(Records from a collection of figures)
-- Start --

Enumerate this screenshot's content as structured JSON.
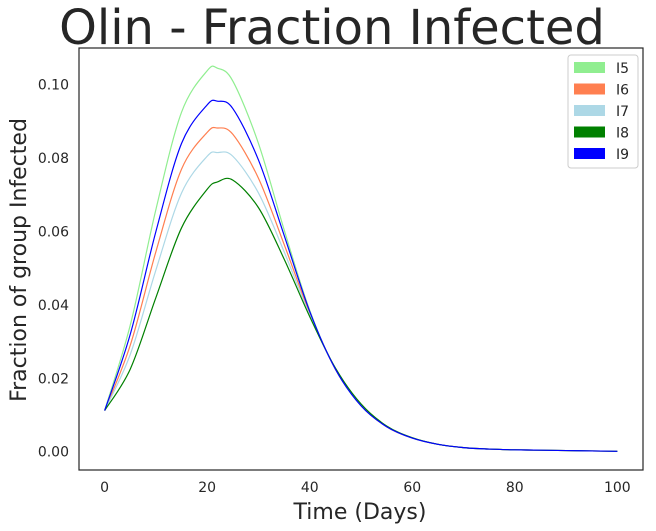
{
  "chart_data": {
    "type": "line",
    "title": "Olin - Fraction Infected",
    "xlabel": "Time (Days)",
    "ylabel": "Fraction of group Infected",
    "xlim": [
      -5,
      105
    ],
    "ylim": [
      -0.005,
      0.11
    ],
    "xticks": [
      0,
      20,
      40,
      60,
      80,
      100
    ],
    "yticks": [
      0.0,
      0.02,
      0.04,
      0.06,
      0.08,
      0.1
    ],
    "xtick_labels": [
      "0",
      "20",
      "40",
      "60",
      "80",
      "100"
    ],
    "ytick_labels": [
      "0.00",
      "0.02",
      "0.04",
      "0.06",
      "0.08",
      "0.10"
    ],
    "grid": false,
    "legend_position": "top-right",
    "x": [
      0,
      5,
      10,
      15,
      20,
      22,
      25,
      30,
      35,
      40,
      45,
      50,
      55,
      60,
      65,
      70,
      75,
      80,
      85,
      90,
      95,
      100
    ],
    "series": [
      {
        "name": "I5",
        "color": "#90ee90",
        "values": [
          0.0112,
          0.0345,
          0.066,
          0.0925,
          0.1038,
          0.1045,
          0.101,
          0.084,
          0.0605,
          0.0385,
          0.0225,
          0.0125,
          0.0068,
          0.0037,
          0.002,
          0.0011,
          0.0007,
          0.0005,
          0.0004,
          0.0003,
          0.0002,
          0.0001
        ]
      },
      {
        "name": "I6",
        "color": "#ff7f50",
        "values": [
          0.0112,
          0.029,
          0.0545,
          0.077,
          0.087,
          0.0882,
          0.0865,
          0.0745,
          0.0565,
          0.0378,
          0.0225,
          0.0126,
          0.0068,
          0.0037,
          0.002,
          0.0011,
          0.0007,
          0.0005,
          0.0004,
          0.0003,
          0.0002,
          0.0001
        ]
      },
      {
        "name": "I7",
        "color": "#add8e6",
        "values": [
          0.0112,
          0.0265,
          0.0495,
          0.0705,
          0.0805,
          0.0815,
          0.0805,
          0.0705,
          0.0545,
          0.0372,
          0.0226,
          0.0127,
          0.0069,
          0.0037,
          0.002,
          0.0011,
          0.0007,
          0.0005,
          0.0004,
          0.0003,
          0.0002,
          0.0001
        ]
      },
      {
        "name": "I8",
        "color": "#008000",
        "values": [
          0.0112,
          0.0225,
          0.042,
          0.061,
          0.0715,
          0.0735,
          0.074,
          0.0665,
          0.0525,
          0.0368,
          0.0228,
          0.013,
          0.007,
          0.0038,
          0.002,
          0.0011,
          0.0007,
          0.0005,
          0.0004,
          0.0003,
          0.0002,
          0.0001
        ]
      },
      {
        "name": "I9",
        "color": "#0000ff",
        "values": [
          0.0112,
          0.032,
          0.06,
          0.084,
          0.0945,
          0.0955,
          0.0935,
          0.0795,
          0.059,
          0.0382,
          0.0225,
          0.0125,
          0.0068,
          0.0037,
          0.002,
          0.0011,
          0.0007,
          0.0005,
          0.0004,
          0.0003,
          0.0002,
          0.0001
        ]
      }
    ]
  }
}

-- End --

= WORK INSTRUCTIONS =
Count every line in the listing above that holds "name", then report only the count.

= ANSWER =
5